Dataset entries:
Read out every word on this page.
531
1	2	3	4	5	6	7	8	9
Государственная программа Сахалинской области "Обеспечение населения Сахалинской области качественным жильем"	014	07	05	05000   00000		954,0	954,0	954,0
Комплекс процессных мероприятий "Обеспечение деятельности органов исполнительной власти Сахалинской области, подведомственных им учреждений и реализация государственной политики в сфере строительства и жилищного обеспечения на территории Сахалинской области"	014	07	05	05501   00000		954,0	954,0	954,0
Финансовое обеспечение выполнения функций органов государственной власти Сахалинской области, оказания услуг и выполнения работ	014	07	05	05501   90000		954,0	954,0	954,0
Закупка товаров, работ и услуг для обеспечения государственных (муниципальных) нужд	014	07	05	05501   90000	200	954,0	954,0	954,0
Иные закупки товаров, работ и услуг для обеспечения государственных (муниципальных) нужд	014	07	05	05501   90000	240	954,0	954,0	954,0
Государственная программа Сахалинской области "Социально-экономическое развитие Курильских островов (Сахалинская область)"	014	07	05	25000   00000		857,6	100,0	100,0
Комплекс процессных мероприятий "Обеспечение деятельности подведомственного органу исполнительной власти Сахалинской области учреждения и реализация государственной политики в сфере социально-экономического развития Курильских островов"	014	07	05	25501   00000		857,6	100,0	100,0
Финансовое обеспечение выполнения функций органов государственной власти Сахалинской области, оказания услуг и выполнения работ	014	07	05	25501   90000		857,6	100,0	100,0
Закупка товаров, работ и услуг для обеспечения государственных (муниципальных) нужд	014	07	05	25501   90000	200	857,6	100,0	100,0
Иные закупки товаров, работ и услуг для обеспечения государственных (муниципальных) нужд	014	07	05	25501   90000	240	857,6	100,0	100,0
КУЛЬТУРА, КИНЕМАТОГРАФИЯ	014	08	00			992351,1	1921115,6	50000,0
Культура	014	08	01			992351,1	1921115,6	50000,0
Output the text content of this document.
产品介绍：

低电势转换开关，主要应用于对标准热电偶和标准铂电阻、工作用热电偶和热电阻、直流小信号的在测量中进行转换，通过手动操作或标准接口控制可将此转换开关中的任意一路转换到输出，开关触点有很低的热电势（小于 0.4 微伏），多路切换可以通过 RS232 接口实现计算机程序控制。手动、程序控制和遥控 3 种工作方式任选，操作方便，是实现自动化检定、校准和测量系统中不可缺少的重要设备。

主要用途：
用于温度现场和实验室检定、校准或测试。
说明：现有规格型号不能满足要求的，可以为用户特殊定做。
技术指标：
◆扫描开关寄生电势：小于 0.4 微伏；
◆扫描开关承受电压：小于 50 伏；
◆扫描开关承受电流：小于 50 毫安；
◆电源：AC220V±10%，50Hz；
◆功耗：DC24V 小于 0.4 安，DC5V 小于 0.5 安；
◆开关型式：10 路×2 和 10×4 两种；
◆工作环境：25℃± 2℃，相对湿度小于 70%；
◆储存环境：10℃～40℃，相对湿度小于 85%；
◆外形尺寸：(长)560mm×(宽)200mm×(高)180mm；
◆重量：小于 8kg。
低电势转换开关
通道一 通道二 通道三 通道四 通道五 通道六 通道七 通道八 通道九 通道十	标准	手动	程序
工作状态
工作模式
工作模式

EXERCISE AIM |
Each line that has the word "Закупка" counts once. How many such lines are in the data? Give the number alone.

TASK SOLUTION |
2